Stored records
┌────────

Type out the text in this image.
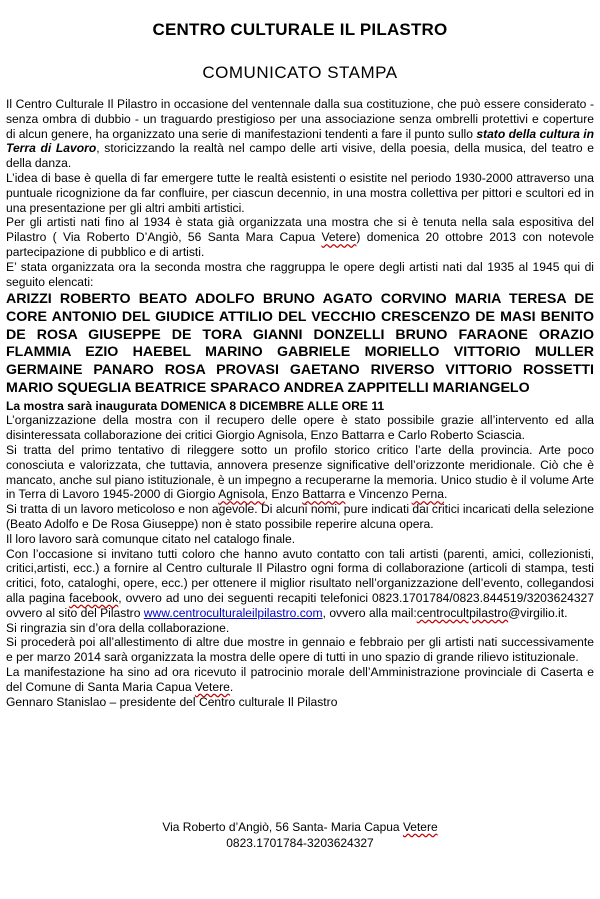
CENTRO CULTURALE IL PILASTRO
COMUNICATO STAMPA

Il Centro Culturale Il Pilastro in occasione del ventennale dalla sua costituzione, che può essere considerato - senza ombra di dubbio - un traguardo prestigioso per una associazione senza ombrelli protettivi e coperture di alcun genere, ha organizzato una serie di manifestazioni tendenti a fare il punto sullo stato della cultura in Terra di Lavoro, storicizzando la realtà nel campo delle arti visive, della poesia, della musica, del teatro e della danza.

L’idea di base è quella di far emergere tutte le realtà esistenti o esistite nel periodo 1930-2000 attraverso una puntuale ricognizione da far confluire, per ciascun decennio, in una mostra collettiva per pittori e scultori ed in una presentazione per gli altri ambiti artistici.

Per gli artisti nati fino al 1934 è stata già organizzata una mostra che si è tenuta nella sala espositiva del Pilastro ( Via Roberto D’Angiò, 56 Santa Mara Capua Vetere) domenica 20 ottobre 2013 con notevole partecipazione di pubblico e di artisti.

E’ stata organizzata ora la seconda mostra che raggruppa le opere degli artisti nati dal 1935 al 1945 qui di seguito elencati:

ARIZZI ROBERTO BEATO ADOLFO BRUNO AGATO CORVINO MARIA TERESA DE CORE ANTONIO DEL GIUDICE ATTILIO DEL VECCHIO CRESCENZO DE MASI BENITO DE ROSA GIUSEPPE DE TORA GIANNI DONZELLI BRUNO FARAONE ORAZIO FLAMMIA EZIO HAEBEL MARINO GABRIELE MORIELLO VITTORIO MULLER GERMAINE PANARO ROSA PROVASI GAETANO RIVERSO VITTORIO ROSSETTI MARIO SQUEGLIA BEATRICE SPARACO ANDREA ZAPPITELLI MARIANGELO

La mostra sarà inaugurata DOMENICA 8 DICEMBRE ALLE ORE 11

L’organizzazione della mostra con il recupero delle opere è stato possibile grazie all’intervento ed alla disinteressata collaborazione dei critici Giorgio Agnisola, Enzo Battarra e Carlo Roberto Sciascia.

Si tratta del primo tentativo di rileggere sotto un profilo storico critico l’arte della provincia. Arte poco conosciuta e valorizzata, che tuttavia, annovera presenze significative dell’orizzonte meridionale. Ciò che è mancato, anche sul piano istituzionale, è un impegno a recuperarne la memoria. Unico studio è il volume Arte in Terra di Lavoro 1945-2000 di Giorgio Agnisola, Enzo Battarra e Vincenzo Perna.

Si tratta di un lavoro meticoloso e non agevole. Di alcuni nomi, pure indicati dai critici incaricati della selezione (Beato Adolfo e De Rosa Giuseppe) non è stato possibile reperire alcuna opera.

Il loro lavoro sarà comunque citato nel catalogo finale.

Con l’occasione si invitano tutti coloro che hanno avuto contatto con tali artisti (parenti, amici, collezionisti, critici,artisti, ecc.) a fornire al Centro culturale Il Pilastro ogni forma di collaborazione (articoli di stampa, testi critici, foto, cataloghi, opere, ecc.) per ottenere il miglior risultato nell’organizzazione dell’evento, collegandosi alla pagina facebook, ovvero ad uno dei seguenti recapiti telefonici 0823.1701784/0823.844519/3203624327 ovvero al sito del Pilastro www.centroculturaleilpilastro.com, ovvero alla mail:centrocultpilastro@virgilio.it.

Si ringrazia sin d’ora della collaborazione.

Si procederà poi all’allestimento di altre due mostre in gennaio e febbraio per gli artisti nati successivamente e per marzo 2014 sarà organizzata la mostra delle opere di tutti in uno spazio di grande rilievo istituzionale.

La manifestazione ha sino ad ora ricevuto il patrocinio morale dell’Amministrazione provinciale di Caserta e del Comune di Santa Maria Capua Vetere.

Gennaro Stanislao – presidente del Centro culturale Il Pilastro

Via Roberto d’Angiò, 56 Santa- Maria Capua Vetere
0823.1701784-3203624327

└────────
┌────────

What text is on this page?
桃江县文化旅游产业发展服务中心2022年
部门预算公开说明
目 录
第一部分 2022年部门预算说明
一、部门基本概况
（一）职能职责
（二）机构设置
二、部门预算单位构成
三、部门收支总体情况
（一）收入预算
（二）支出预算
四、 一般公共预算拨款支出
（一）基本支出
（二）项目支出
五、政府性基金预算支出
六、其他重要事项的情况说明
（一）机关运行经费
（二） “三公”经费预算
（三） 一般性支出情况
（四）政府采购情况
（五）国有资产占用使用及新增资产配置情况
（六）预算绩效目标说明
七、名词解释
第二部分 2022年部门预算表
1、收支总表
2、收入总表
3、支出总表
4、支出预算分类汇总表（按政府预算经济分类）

└────────

Track down every line of the material containing the string "text", and copy it.

Type out the text in this image.
What text is on this page?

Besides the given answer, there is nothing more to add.